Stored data
= = = = =
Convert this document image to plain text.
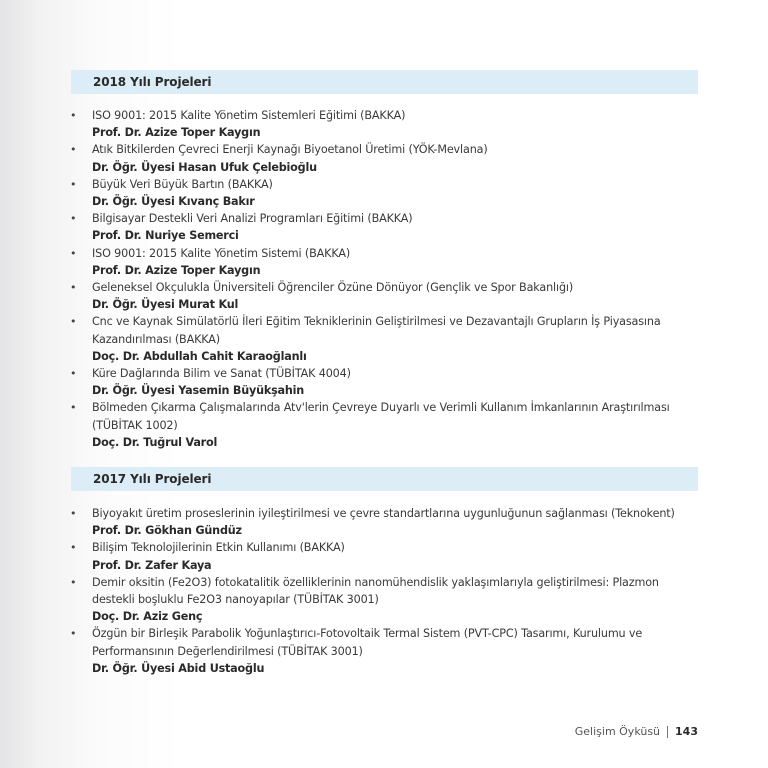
2018 Yılı Projeleri
• ISO 9001: 2015 Kalite Yönetim Sistemleri Eğitimi (BAKKA)
Prof. Dr. Azize Toper Kaygın
• Atık Bitkilerden Çevreci Enerji Kaynağı Biyoetanol Üretimi (YÖK-Mevlana)
Dr. Öğr. Üyesi Hasan Ufuk Çelebioğlu
• Büyük Veri Büyük Bartın (BAKKA)
Dr. Öğr. Üyesi Kıvanç Bakır
• Bilgisayar Destekli Veri Analizi Programları Eğitimi (BAKKA)
Prof. Dr. Nuriye Semerci
• ISO 9001: 2015 Kalite Yönetim Sistemi (BAKKA)
Prof. Dr. Azize Toper Kaygın
• Geleneksel Okçulukla Üniversiteli Öğrenciler Özüne Dönüyor (Gençlik ve Spor Bakanlığı)
Dr. Öğr. Üyesi Murat Kul
• Cnc ve Kaynak Simülatörlü İleri Eğitim Tekniklerinin Geliştirilmesi ve Dezavantajlı Grupların İş Piyasasına Kazandırılması (BAKKA)
Doç. Dr. Abdullah Cahit Karaoğlanlı
• Küre Dağlarında Bilim ve Sanat (TÜBİTAK 4004)
Dr. Öğr. Üyesi Yasemin Büyükşahin
• Bölmeden Çıkarma Çalışmalarında Atv'lerin Çevreye Duyarlı ve Verimli Kullanım İmkanlarının Araştırılması (TÜBİTAK 1002)
Doç. Dr. Tuğrul Varol
2017 Yılı Projeleri
• Biyoyakıt üretim proseslerinin iyileştirilmesi ve çevre standartlarına uygunluğunun sağlanması (Teknokent)
Prof. Dr. Gökhan Gündüz
• Bilişim Teknolojilerinin Etkin Kullanımı (BAKKA)
Prof. Dr. Zafer Kaya
• Demir oksitin (Fe2O3) fotokatalitik özelliklerinin nanomühendislik yaklaşımlarıyla geliştirilmesi: Plazmon destekli boşluklu Fe2O3 nanoyapılar (TÜBİTAK 3001)
Doç. Dr. Aziz Genç
• Özgün bir Birleşik Parabolik Yoğunlaştırıcı-Fotovoltaik Termal Sistem (PVT-CPC) Tasarımı, Kurulumu ve Performansının Değerlendirilmesi (TÜBİTAK 3001)
Dr. Öğr. Üyesi Abid Ustaoğlu
Gelişim Öyküsü 143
= = = = =
Short exercise
Copy out the whole listing exactly, and don't carry over any pictures.

Exercise result
Convert this document image to plain text.
2018 Yılı Projeleri
• ISO 9001: 2015 Kalite Yönetim Sistemleri Eğitimi (BAKKA)
Prof. Dr. Azize Toper Kaygın
• Atık Bitkilerden Çevreci Enerji Kaynağı Biyoetanol Üretimi (YÖK-Mevlana)
Dr. Öğr. Üyesi Hasan Ufuk Çelebioğlu
• Büyük Veri Büyük Bartın (BAKKA)
Dr. Öğr. Üyesi Kıvanç Bakır
• Bilgisayar Destekli Veri Analizi Programları Eğitimi (BAKKA)
Prof. Dr. Nuriye Semerci
• ISO 9001: 2015 Kalite Yönetim Sistemi (BAKKA)
Prof. Dr. Azize Toper Kaygın
• Geleneksel Okçulukla Üniversiteli Öğrenciler Özüne Dönüyor (Gençlik ve Spor Bakanlığı)
Dr. Öğr. Üyesi Murat Kul
• Cnc ve Kaynak Simülatörlü İleri Eğitim Tekniklerinin Geliştirilmesi ve Dezavantajlı Grupların İş Piyasasına Kazandırılması (BAKKA)
Doç. Dr. Abdullah Cahit Karaoğlanlı
• Küre Dağlarında Bilim ve Sanat (TÜBİTAK 4004)
Dr. Öğr. Üyesi Yasemin Büyükşahin
• Bölmeden Çıkarma Çalışmalarında Atv'lerin Çevreye Duyarlı ve Verimli Kullanım İmkanlarının Araştırılması (TÜBİTAK 1002)
Doç. Dr. Tuğrul Varol
2017 Yılı Projeleri
• Biyoyakıt üretim proseslerinin iyileştirilmesi ve çevre standartlarına uygunluğunun sağlanması (Teknokent)
Prof. Dr. Gökhan Gündüz
• Bilişim Teknolojilerinin Etkin Kullanımı (BAKKA)
Prof. Dr. Zafer Kaya
• Demir oksitin (Fe2O3) fotokatalitik özelliklerinin nanomühendislik yaklaşımlarıyla geliştirilmesi: Plazmon destekli boşluklu Fe2O3 nanoyapılar (TÜBİTAK 3001)
Doç. Dr. Aziz Genç
• Özgün bir Birleşik Parabolik Yoğunlaştırıcı-Fotovoltaik Termal Sistem (PVT-CPC) Tasarımı, Kurulumu ve Performansının Değerlendirilmesi (TÜBİTAK 3001)
Dr. Öğr. Üyesi Abid Ustaoğlu
Gelişim Öyküsü 143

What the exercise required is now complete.